▶ **INPUT**
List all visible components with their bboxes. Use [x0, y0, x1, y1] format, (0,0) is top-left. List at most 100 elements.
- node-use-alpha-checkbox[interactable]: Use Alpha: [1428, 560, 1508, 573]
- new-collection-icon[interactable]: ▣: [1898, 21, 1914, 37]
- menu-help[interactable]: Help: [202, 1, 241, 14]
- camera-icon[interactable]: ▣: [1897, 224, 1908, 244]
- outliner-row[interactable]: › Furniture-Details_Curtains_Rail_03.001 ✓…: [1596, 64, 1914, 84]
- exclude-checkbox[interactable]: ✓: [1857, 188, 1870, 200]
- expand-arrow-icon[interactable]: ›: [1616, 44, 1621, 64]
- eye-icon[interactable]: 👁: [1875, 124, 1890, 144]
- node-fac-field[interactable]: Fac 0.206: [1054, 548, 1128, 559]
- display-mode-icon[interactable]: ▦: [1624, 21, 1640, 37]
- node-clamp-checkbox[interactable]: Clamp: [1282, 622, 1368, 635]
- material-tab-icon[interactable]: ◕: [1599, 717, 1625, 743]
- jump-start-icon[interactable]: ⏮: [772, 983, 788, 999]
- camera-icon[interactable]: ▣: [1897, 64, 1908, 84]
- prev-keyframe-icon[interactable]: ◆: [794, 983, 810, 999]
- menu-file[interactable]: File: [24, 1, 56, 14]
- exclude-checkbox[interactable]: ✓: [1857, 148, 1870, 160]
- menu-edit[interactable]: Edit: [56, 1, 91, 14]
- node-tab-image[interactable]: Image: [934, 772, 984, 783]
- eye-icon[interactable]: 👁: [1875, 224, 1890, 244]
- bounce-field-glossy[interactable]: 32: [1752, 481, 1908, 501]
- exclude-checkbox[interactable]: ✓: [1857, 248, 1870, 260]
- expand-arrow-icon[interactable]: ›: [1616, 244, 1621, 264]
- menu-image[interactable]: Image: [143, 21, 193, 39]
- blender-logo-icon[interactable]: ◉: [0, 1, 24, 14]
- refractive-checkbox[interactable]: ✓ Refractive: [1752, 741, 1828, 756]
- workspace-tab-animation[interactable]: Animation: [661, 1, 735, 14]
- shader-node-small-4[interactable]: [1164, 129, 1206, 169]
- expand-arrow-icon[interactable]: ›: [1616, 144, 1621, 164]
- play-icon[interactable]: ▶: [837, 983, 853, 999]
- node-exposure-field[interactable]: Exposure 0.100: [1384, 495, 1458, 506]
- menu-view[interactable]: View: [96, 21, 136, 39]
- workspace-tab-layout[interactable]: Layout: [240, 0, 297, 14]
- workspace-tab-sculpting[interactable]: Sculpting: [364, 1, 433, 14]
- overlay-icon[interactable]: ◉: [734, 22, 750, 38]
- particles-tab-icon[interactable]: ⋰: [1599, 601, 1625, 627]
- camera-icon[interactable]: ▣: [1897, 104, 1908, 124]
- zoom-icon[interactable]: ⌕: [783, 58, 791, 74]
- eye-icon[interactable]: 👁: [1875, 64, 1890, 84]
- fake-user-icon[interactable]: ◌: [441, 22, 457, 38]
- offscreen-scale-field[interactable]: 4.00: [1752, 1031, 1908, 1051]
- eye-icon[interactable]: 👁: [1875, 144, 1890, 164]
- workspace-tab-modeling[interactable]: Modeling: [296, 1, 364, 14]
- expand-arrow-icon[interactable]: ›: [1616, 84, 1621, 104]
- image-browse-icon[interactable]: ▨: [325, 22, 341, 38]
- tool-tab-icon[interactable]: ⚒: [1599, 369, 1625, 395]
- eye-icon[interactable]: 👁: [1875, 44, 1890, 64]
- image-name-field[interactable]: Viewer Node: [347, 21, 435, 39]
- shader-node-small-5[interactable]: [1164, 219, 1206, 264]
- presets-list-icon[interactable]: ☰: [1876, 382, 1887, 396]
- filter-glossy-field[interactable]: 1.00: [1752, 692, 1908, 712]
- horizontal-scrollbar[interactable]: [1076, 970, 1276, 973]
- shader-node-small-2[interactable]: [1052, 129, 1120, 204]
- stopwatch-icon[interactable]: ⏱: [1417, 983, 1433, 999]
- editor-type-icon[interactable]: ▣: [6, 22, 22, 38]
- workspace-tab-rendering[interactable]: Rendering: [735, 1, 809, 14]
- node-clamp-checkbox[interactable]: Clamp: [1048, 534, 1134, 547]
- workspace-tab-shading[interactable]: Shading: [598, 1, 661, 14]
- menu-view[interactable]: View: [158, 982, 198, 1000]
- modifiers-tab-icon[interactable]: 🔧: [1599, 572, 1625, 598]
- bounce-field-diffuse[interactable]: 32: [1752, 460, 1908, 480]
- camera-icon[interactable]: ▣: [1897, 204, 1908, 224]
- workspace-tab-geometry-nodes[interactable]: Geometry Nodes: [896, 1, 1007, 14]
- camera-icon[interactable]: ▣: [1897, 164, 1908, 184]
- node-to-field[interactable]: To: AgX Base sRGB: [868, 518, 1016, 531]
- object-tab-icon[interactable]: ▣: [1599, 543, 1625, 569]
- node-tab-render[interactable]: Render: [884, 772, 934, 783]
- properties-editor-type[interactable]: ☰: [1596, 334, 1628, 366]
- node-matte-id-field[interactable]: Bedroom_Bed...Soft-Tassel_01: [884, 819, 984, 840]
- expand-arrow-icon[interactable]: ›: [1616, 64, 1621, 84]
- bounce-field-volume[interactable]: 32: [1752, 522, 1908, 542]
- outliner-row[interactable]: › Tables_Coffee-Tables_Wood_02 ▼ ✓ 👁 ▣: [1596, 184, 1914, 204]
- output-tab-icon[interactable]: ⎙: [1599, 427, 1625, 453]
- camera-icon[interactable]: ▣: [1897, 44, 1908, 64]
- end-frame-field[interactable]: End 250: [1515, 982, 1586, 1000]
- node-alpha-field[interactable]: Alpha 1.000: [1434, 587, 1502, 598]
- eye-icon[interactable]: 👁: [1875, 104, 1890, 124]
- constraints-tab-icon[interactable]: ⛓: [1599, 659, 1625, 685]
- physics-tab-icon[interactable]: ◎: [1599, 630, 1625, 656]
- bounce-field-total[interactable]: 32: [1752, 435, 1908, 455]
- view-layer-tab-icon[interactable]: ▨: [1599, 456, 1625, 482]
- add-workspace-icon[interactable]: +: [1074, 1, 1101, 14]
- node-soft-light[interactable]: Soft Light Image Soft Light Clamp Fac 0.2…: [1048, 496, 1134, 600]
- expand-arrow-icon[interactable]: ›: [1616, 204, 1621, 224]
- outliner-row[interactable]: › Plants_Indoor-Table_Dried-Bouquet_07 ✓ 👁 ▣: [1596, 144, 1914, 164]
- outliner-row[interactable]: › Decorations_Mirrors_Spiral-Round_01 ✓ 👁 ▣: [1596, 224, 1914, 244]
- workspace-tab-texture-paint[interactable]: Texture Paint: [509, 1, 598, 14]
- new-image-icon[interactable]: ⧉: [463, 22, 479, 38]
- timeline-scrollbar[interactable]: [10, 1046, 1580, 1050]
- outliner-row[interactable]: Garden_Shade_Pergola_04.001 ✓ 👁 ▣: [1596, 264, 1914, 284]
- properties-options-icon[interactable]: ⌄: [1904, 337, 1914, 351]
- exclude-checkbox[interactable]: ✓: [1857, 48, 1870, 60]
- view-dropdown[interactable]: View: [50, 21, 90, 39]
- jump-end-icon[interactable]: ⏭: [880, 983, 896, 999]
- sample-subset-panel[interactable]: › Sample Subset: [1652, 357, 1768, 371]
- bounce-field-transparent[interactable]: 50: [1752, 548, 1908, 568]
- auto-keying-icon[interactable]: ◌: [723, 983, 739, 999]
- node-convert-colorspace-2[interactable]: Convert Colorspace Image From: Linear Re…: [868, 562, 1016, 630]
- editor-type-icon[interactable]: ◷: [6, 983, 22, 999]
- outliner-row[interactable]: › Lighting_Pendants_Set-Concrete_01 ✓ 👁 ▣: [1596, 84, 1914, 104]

▶ **STATED PROBLEM**
Retype the data without changes, starting from its first line and stopping after the line that contains "- camera-icon[interactable]: ▣: [1897, 224, 1908, 244]".

▶ **TASK OUTPUT**
List all visible components with their bboxes. Use [x0, y0, x1, y1] format, (0,0) is top-left. List at most 100 elements.
- node-use-alpha-checkbox[interactable]: Use Alpha: [1428, 560, 1508, 573]
- new-collection-icon[interactable]: ▣: [1898, 21, 1914, 37]
- menu-help[interactable]: Help: [202, 1, 241, 14]
- camera-icon[interactable]: ▣: [1897, 224, 1908, 244]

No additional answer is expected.